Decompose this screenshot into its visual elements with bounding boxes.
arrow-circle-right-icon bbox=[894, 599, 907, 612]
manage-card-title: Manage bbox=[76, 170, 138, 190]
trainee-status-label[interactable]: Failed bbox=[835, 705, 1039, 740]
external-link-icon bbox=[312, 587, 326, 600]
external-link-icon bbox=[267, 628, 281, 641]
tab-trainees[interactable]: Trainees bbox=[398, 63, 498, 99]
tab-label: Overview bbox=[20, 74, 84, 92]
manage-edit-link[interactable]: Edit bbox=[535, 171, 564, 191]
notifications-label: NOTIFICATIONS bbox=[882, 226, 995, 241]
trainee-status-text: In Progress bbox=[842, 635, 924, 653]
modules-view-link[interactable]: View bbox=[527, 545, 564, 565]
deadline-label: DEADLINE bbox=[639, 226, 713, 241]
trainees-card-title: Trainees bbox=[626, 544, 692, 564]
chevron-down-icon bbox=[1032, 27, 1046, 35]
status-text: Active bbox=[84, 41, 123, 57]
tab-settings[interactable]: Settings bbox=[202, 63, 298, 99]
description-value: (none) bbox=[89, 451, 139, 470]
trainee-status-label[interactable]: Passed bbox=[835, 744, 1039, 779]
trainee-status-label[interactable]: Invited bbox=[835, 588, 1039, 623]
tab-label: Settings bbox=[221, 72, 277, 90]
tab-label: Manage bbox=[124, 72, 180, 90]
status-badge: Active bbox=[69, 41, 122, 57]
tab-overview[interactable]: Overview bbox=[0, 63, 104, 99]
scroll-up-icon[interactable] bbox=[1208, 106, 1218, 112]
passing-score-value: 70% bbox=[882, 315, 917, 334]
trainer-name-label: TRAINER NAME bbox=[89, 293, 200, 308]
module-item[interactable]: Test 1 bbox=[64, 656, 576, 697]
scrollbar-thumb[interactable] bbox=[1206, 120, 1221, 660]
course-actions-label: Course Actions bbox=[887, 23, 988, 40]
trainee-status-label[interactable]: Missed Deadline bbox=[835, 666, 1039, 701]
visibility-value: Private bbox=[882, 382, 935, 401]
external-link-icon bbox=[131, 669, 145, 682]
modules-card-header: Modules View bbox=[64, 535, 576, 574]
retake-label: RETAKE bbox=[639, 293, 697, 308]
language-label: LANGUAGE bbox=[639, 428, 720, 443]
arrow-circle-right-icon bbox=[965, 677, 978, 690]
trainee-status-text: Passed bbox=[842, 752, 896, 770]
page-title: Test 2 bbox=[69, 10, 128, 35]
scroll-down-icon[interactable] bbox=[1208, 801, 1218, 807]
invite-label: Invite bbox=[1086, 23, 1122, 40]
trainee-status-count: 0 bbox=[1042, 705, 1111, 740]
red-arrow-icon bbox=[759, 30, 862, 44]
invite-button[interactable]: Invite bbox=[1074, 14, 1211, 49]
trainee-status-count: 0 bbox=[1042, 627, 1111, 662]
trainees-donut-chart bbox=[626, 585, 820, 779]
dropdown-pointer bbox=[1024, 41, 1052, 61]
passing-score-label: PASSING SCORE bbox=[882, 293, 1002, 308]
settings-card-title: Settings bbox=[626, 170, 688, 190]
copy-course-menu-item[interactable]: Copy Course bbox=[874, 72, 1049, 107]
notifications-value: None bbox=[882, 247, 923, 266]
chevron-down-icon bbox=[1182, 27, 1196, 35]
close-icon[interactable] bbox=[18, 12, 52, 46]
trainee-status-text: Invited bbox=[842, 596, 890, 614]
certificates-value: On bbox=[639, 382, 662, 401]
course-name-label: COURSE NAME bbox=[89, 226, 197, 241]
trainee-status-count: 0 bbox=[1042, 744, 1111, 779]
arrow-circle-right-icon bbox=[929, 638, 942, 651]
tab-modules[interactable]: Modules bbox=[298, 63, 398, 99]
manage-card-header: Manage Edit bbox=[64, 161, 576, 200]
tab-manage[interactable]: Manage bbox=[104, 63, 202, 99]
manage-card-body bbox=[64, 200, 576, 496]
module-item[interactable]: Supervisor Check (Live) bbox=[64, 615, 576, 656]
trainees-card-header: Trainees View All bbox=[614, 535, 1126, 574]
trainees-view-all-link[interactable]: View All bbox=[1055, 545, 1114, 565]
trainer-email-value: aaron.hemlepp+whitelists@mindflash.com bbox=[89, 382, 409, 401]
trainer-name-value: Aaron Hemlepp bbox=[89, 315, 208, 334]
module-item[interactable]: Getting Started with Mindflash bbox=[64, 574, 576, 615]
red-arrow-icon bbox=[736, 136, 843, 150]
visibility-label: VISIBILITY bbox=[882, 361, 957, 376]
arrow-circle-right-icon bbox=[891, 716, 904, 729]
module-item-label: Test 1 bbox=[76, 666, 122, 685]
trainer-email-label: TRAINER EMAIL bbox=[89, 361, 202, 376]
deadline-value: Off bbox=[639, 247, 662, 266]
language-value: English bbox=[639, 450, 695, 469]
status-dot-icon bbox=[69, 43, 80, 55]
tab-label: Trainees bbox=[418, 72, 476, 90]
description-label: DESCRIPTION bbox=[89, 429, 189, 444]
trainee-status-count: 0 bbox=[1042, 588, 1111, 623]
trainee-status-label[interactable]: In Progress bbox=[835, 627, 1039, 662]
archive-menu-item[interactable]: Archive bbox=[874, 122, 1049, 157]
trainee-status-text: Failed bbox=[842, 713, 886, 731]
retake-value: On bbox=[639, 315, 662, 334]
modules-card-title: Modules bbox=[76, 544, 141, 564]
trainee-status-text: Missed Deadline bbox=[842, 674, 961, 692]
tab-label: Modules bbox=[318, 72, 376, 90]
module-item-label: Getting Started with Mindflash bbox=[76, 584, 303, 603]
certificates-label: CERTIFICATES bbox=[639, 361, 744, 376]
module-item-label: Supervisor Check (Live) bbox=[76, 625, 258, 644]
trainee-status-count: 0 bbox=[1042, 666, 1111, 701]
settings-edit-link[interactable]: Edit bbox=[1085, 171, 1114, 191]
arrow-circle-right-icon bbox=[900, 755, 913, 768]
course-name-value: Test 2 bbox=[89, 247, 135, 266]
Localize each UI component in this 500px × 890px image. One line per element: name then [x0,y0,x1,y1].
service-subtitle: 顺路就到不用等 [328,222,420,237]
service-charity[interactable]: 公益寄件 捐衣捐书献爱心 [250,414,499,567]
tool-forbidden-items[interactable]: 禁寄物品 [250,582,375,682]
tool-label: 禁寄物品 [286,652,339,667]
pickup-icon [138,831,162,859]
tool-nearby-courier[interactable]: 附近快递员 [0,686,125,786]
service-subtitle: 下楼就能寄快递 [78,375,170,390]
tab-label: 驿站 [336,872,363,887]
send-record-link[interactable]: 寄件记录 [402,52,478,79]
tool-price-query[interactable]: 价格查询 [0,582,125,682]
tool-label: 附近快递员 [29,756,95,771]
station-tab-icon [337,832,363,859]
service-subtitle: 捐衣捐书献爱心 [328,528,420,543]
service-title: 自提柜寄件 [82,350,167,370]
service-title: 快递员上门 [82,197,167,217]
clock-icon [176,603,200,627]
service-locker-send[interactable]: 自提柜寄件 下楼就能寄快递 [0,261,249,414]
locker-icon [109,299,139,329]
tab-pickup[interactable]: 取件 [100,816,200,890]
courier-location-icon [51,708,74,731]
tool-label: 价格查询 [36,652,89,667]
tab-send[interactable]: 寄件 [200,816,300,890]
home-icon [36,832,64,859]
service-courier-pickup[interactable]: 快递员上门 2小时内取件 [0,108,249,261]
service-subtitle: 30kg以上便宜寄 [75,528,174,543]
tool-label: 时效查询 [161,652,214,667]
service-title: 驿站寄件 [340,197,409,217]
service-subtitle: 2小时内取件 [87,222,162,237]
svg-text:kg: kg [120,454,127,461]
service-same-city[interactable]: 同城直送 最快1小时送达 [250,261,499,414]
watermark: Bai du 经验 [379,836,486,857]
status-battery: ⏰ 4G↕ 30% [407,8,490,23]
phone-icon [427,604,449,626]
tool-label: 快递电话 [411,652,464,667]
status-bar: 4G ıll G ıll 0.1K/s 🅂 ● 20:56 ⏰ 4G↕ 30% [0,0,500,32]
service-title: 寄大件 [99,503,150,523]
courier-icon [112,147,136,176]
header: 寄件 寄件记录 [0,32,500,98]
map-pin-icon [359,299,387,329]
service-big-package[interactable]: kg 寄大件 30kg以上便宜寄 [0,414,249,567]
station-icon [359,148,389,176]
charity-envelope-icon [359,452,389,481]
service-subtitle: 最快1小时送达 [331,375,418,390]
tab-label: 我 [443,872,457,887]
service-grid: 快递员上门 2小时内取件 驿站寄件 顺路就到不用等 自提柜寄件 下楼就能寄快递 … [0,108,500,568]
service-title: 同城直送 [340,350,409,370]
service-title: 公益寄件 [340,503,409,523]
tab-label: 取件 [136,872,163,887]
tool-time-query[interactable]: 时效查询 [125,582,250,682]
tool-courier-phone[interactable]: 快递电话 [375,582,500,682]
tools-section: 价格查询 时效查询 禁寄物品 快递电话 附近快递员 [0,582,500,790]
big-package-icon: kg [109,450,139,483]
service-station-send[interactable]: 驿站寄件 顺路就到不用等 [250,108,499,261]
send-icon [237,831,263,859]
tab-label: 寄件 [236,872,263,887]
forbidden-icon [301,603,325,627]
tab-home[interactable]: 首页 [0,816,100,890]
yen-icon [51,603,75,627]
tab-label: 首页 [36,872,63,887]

━━━

*What to work on*:
Put the records, starting at the first line and ending at the line that contains "manage-edit-link[interactable]: Edit bbox=[535, 171, 564, 191]", into a JSON list of strings with one string per line, leaving out blank lines.

*Solution for this problem*:
[
  "Decompose this screenshot into its visual elements with bounding boxes.",
  "arrow-circle-right-icon bbox=[894, 599, 907, 612]",
  "manage-card-title: Manage bbox=[76, 170, 138, 190]",
  "trainee-status-label[interactable]: Failed bbox=[835, 705, 1039, 740]",
  "external-link-icon bbox=[312, 587, 326, 600]",
  "external-link-icon bbox=[267, 628, 281, 641]",
  "tab-trainees[interactable]: Trainees bbox=[398, 63, 498, 99]",
  "tab-label: Overview bbox=[20, 74, 84, 92]",
  "manage-edit-link[interactable]: Edit bbox=[535, 171, 564, 191]"
]